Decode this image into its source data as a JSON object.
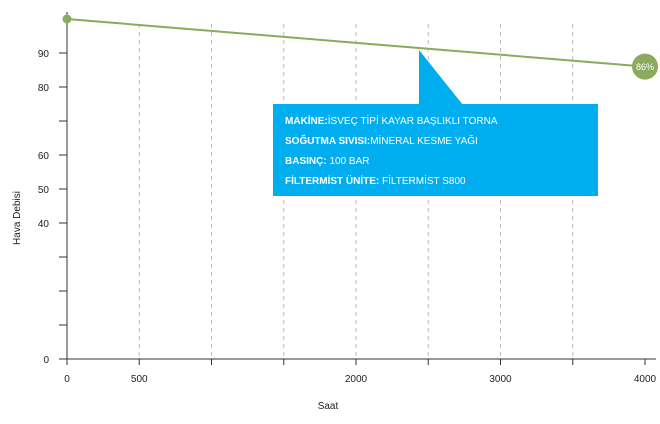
{
  "chart_data": {
    "type": "line",
    "xlabel": "Saat",
    "ylabel": "Hava Debisi",
    "xlim": [
      0,
      4000
    ],
    "ylim": [
      0,
      100
    ],
    "x_ticks": [
      0,
      500,
      1000,
      1500,
      2000,
      2500,
      3000,
      3500,
      4000
    ],
    "x_tick_labels": [
      "0",
      "500",
      "",
      "",
      "2000",
      "",
      "3000",
      "",
      "4000"
    ],
    "y_ticks": [
      0,
      10,
      20,
      30,
      40,
      50,
      60,
      70,
      80,
      90
    ],
    "y_tick_labels": [
      "0",
      "",
      "",
      "",
      "40",
      "50",
      "60",
      "",
      "80",
      "90"
    ],
    "grid": "vertical-dashed",
    "series": [
      {
        "color": "#8aaa5e",
        "points": [
          {
            "x": 0,
            "y": 100
          },
          {
            "x": 4000,
            "y": 86
          }
        ],
        "end_label": "86%"
      }
    ],
    "tooltip": {
      "color": "#00aeef",
      "lines": [
        {
          "key": "MAKİNE:",
          "value": "İSVEÇ TİPİ KAYAR BAŞLIKLI TORNA"
        },
        {
          "key": "SOĞUTMA SIVISI:",
          "value": "MİNERAL KESME YAĞI"
        },
        {
          "key": "BASINÇ:",
          "value": " 100 BAR"
        },
        {
          "key": "FİLTERMİST ÜNİTE:",
          "value": " FİLTERMİST S800"
        }
      ]
    }
  }
}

• • •

* [What is expected]
For each line of the entries that includes "FİLTERMİST", show that line.

* [Worked answer]
          "key": "FİLTERMİST ÜNİTE:",
          "value": " FİLTERMİST S800"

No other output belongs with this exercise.